(Data listing)
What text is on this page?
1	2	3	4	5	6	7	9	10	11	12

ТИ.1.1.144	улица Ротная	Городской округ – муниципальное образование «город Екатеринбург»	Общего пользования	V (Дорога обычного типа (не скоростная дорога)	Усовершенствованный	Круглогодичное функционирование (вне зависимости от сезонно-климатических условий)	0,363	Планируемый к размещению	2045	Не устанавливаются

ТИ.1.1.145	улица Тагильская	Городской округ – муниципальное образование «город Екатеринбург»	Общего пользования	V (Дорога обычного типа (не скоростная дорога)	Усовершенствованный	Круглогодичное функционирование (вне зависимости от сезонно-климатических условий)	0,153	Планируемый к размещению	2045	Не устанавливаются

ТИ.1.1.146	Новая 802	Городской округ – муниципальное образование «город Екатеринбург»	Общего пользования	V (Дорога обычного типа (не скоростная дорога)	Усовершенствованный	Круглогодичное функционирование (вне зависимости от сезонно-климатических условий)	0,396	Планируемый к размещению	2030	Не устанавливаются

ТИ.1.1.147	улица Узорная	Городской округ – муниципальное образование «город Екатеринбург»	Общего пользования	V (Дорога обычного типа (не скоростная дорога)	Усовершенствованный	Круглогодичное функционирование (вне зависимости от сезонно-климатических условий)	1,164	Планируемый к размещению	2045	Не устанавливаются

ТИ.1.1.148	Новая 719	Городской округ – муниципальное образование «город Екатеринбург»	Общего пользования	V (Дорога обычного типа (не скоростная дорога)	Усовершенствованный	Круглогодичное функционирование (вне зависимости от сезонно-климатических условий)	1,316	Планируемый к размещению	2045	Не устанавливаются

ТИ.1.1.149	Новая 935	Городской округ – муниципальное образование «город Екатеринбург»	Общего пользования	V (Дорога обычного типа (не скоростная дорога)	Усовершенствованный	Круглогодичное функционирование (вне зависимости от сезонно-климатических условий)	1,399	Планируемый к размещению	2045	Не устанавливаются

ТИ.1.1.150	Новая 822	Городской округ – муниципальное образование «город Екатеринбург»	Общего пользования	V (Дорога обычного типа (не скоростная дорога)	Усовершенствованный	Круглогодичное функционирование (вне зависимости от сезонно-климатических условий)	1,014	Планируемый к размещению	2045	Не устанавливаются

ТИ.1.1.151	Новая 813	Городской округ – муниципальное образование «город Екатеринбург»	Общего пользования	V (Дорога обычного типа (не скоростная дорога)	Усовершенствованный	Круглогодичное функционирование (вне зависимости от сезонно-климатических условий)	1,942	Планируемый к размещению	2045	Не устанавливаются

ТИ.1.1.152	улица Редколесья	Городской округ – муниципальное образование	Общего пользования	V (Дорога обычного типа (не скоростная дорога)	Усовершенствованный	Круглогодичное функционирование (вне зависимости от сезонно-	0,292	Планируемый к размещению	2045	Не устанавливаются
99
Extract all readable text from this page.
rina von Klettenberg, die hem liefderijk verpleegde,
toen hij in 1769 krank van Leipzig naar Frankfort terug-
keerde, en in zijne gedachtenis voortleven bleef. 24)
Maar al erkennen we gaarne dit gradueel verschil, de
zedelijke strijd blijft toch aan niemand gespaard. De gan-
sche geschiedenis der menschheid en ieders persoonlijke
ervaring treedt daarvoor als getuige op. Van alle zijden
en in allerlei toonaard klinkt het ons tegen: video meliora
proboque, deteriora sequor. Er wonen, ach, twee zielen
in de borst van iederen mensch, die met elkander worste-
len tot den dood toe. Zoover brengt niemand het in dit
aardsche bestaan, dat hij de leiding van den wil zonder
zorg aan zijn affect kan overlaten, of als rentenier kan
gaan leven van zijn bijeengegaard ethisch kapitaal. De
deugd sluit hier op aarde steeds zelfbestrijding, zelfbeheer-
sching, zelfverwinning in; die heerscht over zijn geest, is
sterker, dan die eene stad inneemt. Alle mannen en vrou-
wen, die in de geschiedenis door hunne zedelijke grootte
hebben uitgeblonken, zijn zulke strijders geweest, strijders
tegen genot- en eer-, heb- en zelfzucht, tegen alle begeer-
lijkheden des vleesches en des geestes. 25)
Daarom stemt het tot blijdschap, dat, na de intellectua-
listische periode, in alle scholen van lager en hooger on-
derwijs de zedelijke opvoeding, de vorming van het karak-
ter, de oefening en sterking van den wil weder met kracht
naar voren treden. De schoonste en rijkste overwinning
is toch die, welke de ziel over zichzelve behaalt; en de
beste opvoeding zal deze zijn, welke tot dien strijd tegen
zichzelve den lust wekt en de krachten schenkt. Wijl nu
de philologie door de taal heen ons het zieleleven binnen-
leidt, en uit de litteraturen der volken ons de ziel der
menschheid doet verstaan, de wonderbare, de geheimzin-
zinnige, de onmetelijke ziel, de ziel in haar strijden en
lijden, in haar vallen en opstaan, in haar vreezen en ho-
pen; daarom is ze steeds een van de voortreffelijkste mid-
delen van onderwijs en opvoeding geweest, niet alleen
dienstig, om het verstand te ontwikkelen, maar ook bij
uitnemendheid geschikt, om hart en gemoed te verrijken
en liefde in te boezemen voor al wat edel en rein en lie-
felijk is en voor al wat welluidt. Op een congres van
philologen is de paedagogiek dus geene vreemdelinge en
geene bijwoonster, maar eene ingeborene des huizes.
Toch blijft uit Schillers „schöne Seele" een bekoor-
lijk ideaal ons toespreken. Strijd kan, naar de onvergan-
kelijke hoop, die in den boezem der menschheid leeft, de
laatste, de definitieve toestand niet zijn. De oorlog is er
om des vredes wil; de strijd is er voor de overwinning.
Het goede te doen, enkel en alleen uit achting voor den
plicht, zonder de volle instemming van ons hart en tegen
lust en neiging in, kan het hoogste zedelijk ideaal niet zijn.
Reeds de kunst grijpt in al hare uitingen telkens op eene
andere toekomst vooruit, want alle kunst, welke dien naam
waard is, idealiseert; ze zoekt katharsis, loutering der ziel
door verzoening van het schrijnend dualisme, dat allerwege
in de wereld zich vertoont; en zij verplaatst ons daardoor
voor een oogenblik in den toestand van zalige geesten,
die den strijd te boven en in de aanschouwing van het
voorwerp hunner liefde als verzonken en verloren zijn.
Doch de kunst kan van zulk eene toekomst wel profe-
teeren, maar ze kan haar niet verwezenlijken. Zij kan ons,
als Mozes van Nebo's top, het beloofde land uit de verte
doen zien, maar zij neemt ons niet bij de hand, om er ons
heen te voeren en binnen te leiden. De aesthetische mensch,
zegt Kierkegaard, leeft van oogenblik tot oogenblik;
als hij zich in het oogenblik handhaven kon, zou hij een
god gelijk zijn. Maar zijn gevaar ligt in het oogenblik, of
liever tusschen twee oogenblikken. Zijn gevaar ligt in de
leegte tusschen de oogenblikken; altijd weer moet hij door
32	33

• Direction: Give every line of the material again, exactly as it reads.

• Result for this task:
What text is on this page?
1	2	3	4	5	6	7	9	10	11	12

ТИ.1.1.144	улица Ротная	Городской округ – муниципальное образование «город Екатеринбург»	Общего пользования	V (Дорога обычного типа (не скоростная дорога)	Усовершенствованный	Круглогодичное функционирование (вне зависимости от сезонно-климатических условий)	0,363	Планируемый к размещению	2045	Не устанавливаются

ТИ.1.1.145	улица Тагильская	Городской округ – муниципальное образование «город Екатеринбург»	Общего пользования	V (Дорога обычного типа (не скоростная дорога)	Усовершенствованный	Круглогодичное функционирование (вне зависимости от сезонно-климатических условий)	0,153	Планируемый к размещению	2045	Не устанавливаются

ТИ.1.1.146	Новая 802	Городской округ – муниципальное образование «город Екатеринбург»	Общего пользования	V (Дорога обычного типа (не скоростная дорога)	Усовершенствованный	Круглогодичное функционирование (вне зависимости от сезонно-климатических условий)	0,396	Планируемый к размещению	2030	Не устанавливаются

ТИ.1.1.147	улица Узорная	Городской округ – муниципальное образование «город Екатеринбург»	Общего пользования	V (Дорога обычного типа (не скоростная дорога)	Усовершенствованный	Круглогодичное функционирование (вне зависимости от сезонно-климатических условий)	1,164	Планируемый к размещению	2045	Не устанавливаются

ТИ.1.1.148	Новая 719	Городской округ – муниципальное образование «город Екатеринбург»	Общего пользования	V (Дорога обычного типа (не скоростная дорога)	Усовершенствованный	Круглогодичное функционирование (вне зависимости от сезонно-климатических условий)	1,316	Планируемый к размещению	2045	Не устанавливаются

ТИ.1.1.149	Новая 935	Городской округ – муниципальное образование «город Екатеринбург»	Общего пользования	V (Дорога обычного типа (не скоростная дорога)	Усовершенствованный	Круглогодичное функционирование (вне зависимости от сезонно-климатических условий)	1,399	Планируемый к размещению	2045	Не устанавливаются

ТИ.1.1.150	Новая 822	Городской округ – муниципальное образование «город Екатеринбург»	Общего пользования	V (Дорога обычного типа (не скоростная дорога)	Усовершенствованный	Круглогодичное функционирование (вне зависимости от сезонно-климатических условий)	1,014	Планируемый к размещению	2045	Не устанавливаются

ТИ.1.1.151	Новая 813	Городской округ – муниципальное образование «город Екатеринбург»	Общего пользования	V (Дорога обычного типа (не скоростная дорога)	Усовершенствованный	Круглогодичное функционирование (вне зависимости от сезонно-климатических условий)	1,942	Планируемый к размещению	2045	Не устанавливаются

ТИ.1.1.152	улица Редколесья	Городской округ – муниципальное образование	Общего пользования	V (Дорога обычного типа (не скоростная дорога)	Усовершенствованный	Круглогодичное функционирование (вне зависимости от сезонно-	0,292	Планируемый к размещению	2045	Не устанавливаются
99
Extract all readable text from this page.
rina von Klettenberg, die hem liefderijk verpleegde,
toen hij in 1769 krank van Leipzig naar Frankfort terug-
keerde, en in zijne gedachtenis voortleven bleef. 24)
Maar al erkennen we gaarne dit gradueel verschil, de
zedelijke strijd blijft toch aan niemand gespaard. De gan-
sche geschiedenis der menschheid en ieders persoonlijke
ervaring treedt daarvoor als getuige op. Van alle zijden
en in allerlei toonaard klinkt het ons tegen: video meliora
proboque, deteriora sequor. Er wonen, ach, twee zielen
in de borst van iederen mensch, die met elkander worste-
len tot den dood toe. Zoover brengt niemand het in dit
aardsche bestaan, dat hij de leiding van den wil zonder
zorg aan zijn affect kan overlaten, of als rentenier kan
gaan leven van zijn bijeengegaard ethisch kapitaal. De
deugd sluit hier op aarde steeds zelfbestrijding, zelfbeheer-
sching, zelfverwinning in; die heerscht over zijn geest, is
sterker, dan die eene stad inneemt. Alle mannen en vrou-
wen, die in de geschiedenis door hunne zedelijke grootte
hebben uitgeblonken, zijn zulke strijders geweest, strijders
tegen genot- en eer-, heb- en zelfzucht, tegen alle begeer-
lijkheden des vleesches en des geestes. 25)
Daarom stemt het tot blijdschap, dat, na de intellectua-
listische periode, in alle scholen van lager en hooger on-
derwijs de zedelijke opvoeding, de vorming van het karak-
ter, de oefening en sterking van den wil weder met kracht
naar voren treden. De schoonste en rijkste overwinning
is toch die, welke de ziel over zichzelve behaalt; en de
beste opvoeding zal deze zijn, welke tot dien strijd tegen
zichzelve den lust wekt en de krachten schenkt. Wijl nu
de philologie door de taal heen ons het zieleleven binnen-
leidt, en uit de litteraturen der volken ons de ziel der
menschheid doet verstaan, de wonderbare, de geheimzin-
zinnige, de onmetelijke ziel, de ziel in haar strijden en
lijden, in haar vallen en opstaan, in haar vreezen en ho-
pen; daarom is ze steeds een van de voortreffelijkste mid-
delen van onderwijs en opvoeding geweest, niet alleen
dienstig, om het verstand te ontwikkelen, maar ook bij
uitnemendheid geschikt, om hart en gemoed te verrijken
en liefde in te boezemen voor al wat edel en rein en lie-
felijk is en voor al wat welluidt. Op een congres van
philologen is de paedagogiek dus geene vreemdelinge en
geene bijwoonster, maar eene ingeborene des huizes.
Toch blijft uit Schillers „schöne Seele" een bekoor-
lijk ideaal ons toespreken. Strijd kan, naar de onvergan-
kelijke hoop, die in den boezem der menschheid leeft, de
laatste, de definitieve toestand niet zijn. De oorlog is er
om des vredes wil; de strijd is er voor de overwinning.
Het goede te doen, enkel en alleen uit achting voor den
plicht, zonder de volle instemming van ons hart en tegen
lust en neiging in, kan het hoogste zedelijk ideaal niet zijn.
Reeds de kunst grijpt in al hare uitingen telkens op eene
andere toekomst vooruit, want alle kunst, welke dien naam
waard is, idealiseert; ze zoekt katharsis, loutering der ziel
door verzoening van het schrijnend dualisme, dat allerwege
in de wereld zich vertoont; en zij verplaatst ons daardoor
voor een oogenblik in den toestand van zalige geesten,
die den strijd te boven en in de aanschouwing van het
voorwerp hunner liefde als verzonken en verloren zijn.
Doch de kunst kan van zulk eene toekomst wel profe-
teeren, maar ze kan haar niet verwezenlijken. Zij kan ons,
als Mozes van Nebo's top, het beloofde land uit de verte
doen zien, maar zij neemt ons niet bij de hand, om er ons
heen te voeren en binnen te leiden. De aesthetische mensch,
zegt Kierkegaard, leeft van oogenblik tot oogenblik;
als hij zich in het oogenblik handhaven kon, zou hij een
god gelijk zijn. Maar zijn gevaar ligt in het oogenblik, of
liever tusschen twee oogenblikken. Zijn gevaar ligt in de
leegte tusschen de oogenblikken; altijd weer moet hij door
32	33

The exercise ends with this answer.